[Dataset records]
════════════════

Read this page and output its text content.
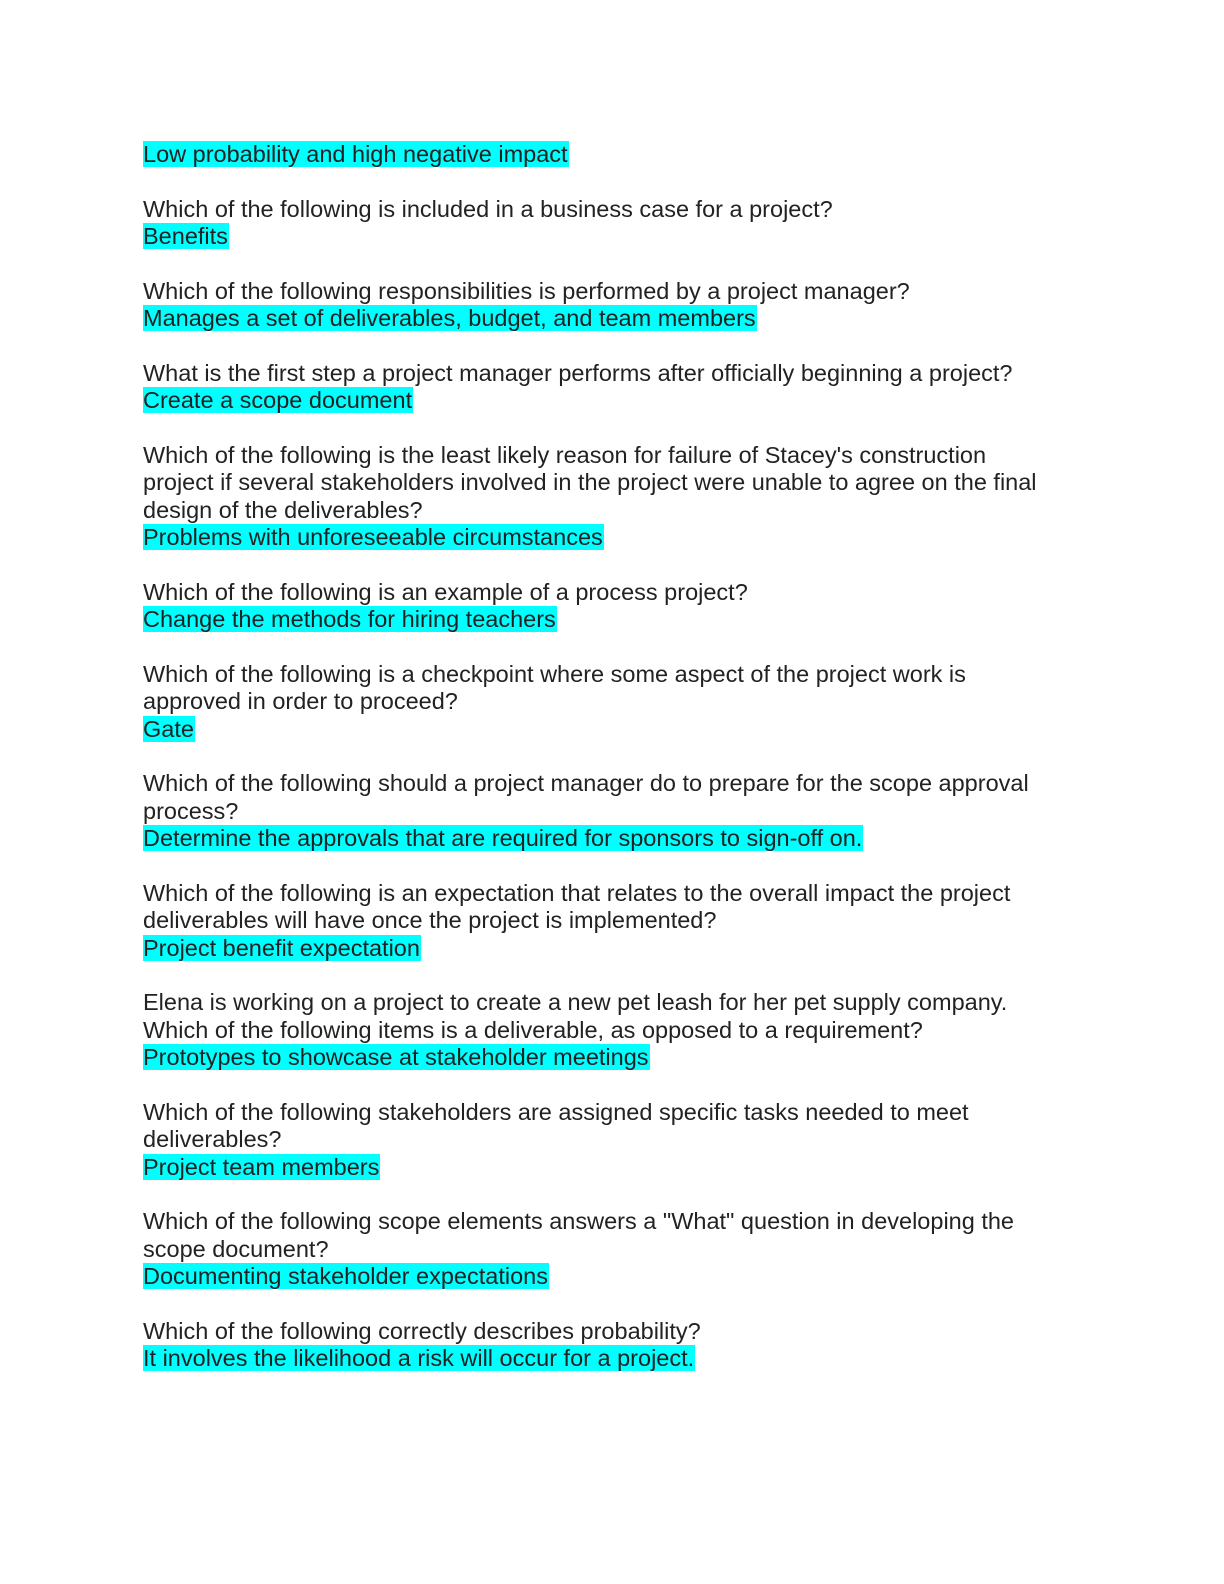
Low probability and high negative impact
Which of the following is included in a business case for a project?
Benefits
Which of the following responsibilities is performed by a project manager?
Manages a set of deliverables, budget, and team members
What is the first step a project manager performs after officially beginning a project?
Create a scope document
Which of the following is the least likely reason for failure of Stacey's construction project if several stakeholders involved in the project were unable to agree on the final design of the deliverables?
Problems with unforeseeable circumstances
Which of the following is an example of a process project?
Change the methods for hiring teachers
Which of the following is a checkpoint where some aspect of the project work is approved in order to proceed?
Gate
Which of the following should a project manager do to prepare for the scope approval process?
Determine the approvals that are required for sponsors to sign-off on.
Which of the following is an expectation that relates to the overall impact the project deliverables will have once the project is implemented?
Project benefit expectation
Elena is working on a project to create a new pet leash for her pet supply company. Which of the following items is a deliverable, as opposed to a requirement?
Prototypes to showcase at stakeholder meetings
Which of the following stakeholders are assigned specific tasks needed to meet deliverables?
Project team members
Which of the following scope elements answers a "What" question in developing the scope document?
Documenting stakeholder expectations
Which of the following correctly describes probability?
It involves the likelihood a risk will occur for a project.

════════════════

Stated exercise ::
Copy the data word for word. Pictures do not go in the copy.

The answer ::
Read this page and output its text content.
Low probability and high negative impact
Which of the following is included in a business case for a project?
Benefits
Which of the following responsibilities is performed by a project manager?
Manages a set of deliverables, budget, and team members
What is the first step a project manager performs after officially beginning a project?
Create a scope document
Which of the following is the least likely reason for failure of Stacey's construction project if several stakeholders involved in the project were unable to agree on the final design of the deliverables?
Problems with unforeseeable circumstances
Which of the following is an example of a process project?
Change the methods for hiring teachers
Which of the following is a checkpoint where some aspect of the project work is approved in order to proceed?
Gate
Which of the following should a project manager do to prepare for the scope approval process?
Determine the approvals that are required for sponsors to sign-off on.
Which of the following is an expectation that relates to the overall impact the project deliverables will have once the project is implemented?
Project benefit expectation
Elena is working on a project to create a new pet leash for her pet supply company. Which of the following items is a deliverable, as opposed to a requirement?
Prototypes to showcase at stakeholder meetings
Which of the following stakeholders are assigned specific tasks needed to meet deliverables?
Project team members
Which of the following scope elements answers a "What" question in developing the scope document?
Documenting stakeholder expectations
Which of the following correctly describes probability?
It involves the likelihood a risk will occur for a project.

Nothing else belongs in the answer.